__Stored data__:
········
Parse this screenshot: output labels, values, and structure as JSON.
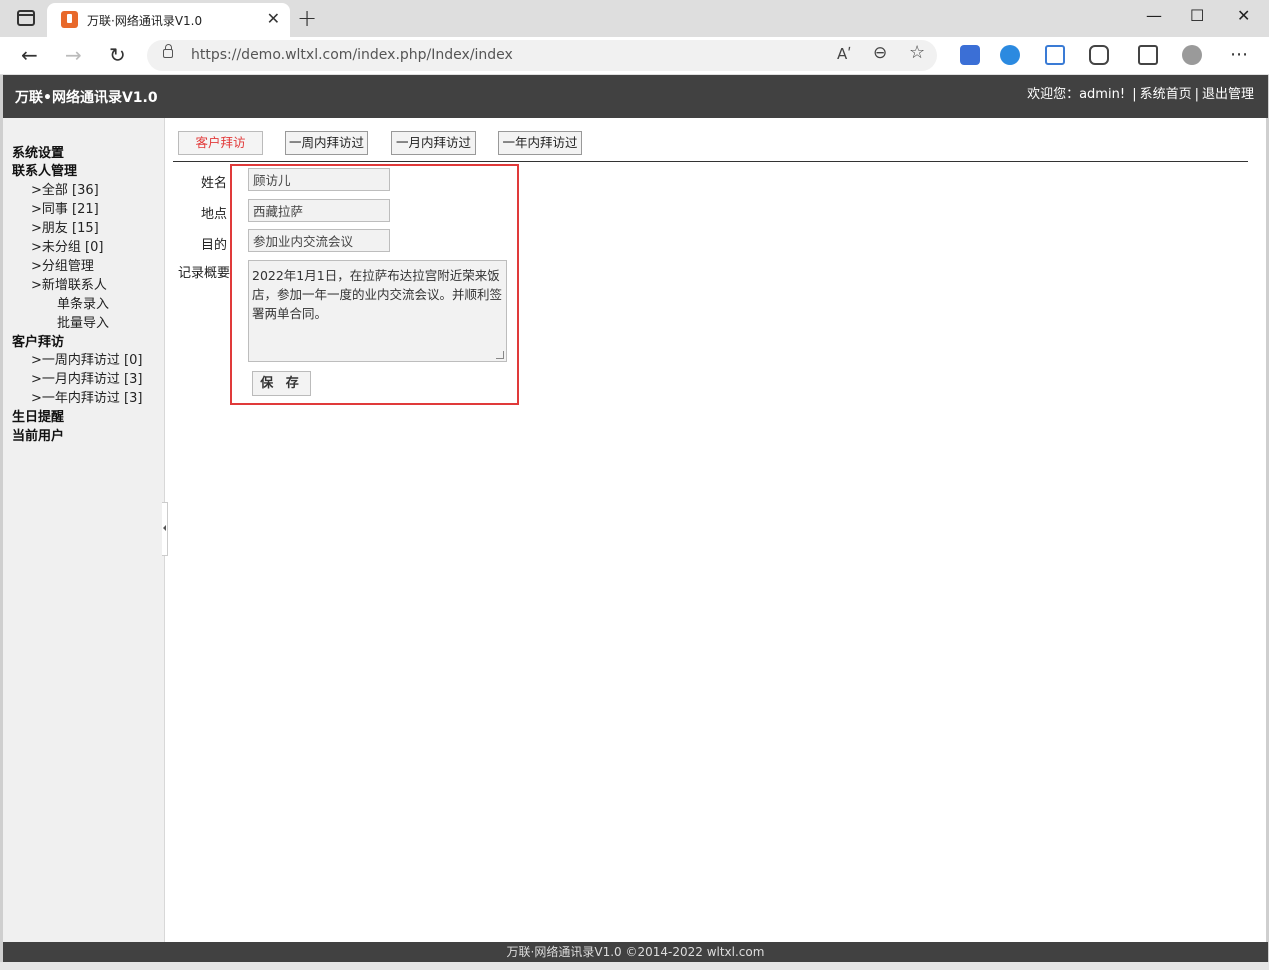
{
  "browser": {
    "tab_title": "万联·网络通讯录V1.0",
    "tab_close": "✕",
    "new_tab": "+",
    "url": "https://demo.wltxl.com/index.php/Index/index",
    "min_btn": "—",
    "max_btn": "☐",
    "close_btn": "✕",
    "back": "←",
    "forward": "→",
    "reload": "↻",
    "read_aloud": "Aʹ",
    "zoom": "⊖",
    "favorite": "☆",
    "more": "⋯"
  },
  "header": {
    "title": "万联•网络通讯录V1.0",
    "welcome": "欢迎您：admin!",
    "sep1": "|",
    "home_link": "系统首页",
    "sep2": "|",
    "logout_link": "退出管理"
  },
  "sidebar": {
    "system_settings": "系统设置",
    "contacts_mgmt": "联系人管理",
    "all": ">全部 [36]",
    "colleagues": ">同事 [21]",
    "friends": ">朋友 [15]",
    "ungrouped": ">未分组 [0]",
    "group_mgmt": ">分组管理",
    "add_contact": ">新增联系人",
    "single_entry": "单条录入",
    "batch_import": "批量导入",
    "customer_visits": "客户拜访",
    "visited_week": ">一周内拜访过 [0]",
    "visited_month": ">一月内拜访过 [3]",
    "visited_year": ">一年内拜访过 [3]",
    "birthday": "生日提醒",
    "current_user": "当前用户"
  },
  "tabs": {
    "customer_visit": "客户拜访",
    "week": "一周内拜访过",
    "month": "一月内拜访过",
    "year": "一年内拜访过"
  },
  "form": {
    "name_label": "姓名",
    "name_value": "顾访儿",
    "location_label": "地点",
    "location_value": "西藏拉萨",
    "purpose_label": "目的",
    "purpose_value": "参加业内交流会议",
    "summary_label": "记录概要",
    "summary_value": "2022年1月1日，在拉萨布达拉宫附近荣来饭店，参加一年一度的业内交流会议。并顺利签署两单合同。",
    "save_label": "保 存"
  },
  "footer": {
    "text": "万联·网络通讯录V1.0 ©2014-2022 wltxl.com"
  },
  "colors": {
    "header_bg": "#414141",
    "highlight_border": "#e03a3a",
    "active_tab_text": "#e23a3a"
  }
}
········
__Problem statement__: Pictures are to be left out; the records above must be repeated word for word.

__Result of the task__:
Parse this screenshot: output labels, values, and structure as JSON.
{
  "browser": {
    "tab_title": "万联·网络通讯录V1.0",
    "tab_close": "✕",
    "new_tab": "+",
    "url": "https://demo.wltxl.com/index.php/Index/index",
    "min_btn": "—",
    "max_btn": "☐",
    "close_btn": "✕",
    "back": "←",
    "forward": "→",
    "reload": "↻",
    "read_aloud": "Aʹ",
    "zoom": "⊖",
    "favorite": "☆",
    "more": "⋯"
  },
  "header": {
    "title": "万联•网络通讯录V1.0",
    "welcome": "欢迎您：admin!",
    "sep1": "|",
    "home_link": "系统首页",
    "sep2": "|",
    "logout_link": "退出管理"
  },
  "sidebar": {
    "system_settings": "系统设置",
    "contacts_mgmt": "联系人管理",
    "all": ">全部 [36]",
    "colleagues": ">同事 [21]",
    "friends": ">朋友 [15]",
    "ungrouped": ">未分组 [0]",
    "group_mgmt": ">分组管理",
    "add_contact": ">新增联系人",
    "single_entry": "单条录入",
    "batch_import": "批量导入",
    "customer_visits": "客户拜访",
    "visited_week": ">一周内拜访过 [0]",
    "visited_month": ">一月内拜访过 [3]",
    "visited_year": ">一年内拜访过 [3]",
    "birthday": "生日提醒",
    "current_user": "当前用户"
  },
  "tabs": {
    "customer_visit": "客户拜访",
    "week": "一周内拜访过",
    "month": "一月内拜访过",
    "year": "一年内拜访过"
  },
  "form": {
    "name_label": "姓名",
    "name_value": "顾访儿",
    "location_label": "地点",
    "location_value": "西藏拉萨",
    "purpose_label": "目的",
    "purpose_value": "参加业内交流会议",
    "summary_label": "记录概要",
    "summary_value": "2022年1月1日，在拉萨布达拉宫附近荣来饭店，参加一年一度的业内交流会议。并顺利签署两单合同。",
    "save_label": "保 存"
  },
  "footer": {
    "text": "万联·网络通讯录V1.0 ©2014-2022 wltxl.com"
  },
  "colors": {
    "header_bg": "#414141",
    "highlight_border": "#e03a3a",
    "active_tab_text": "#e23a3a"
  }
}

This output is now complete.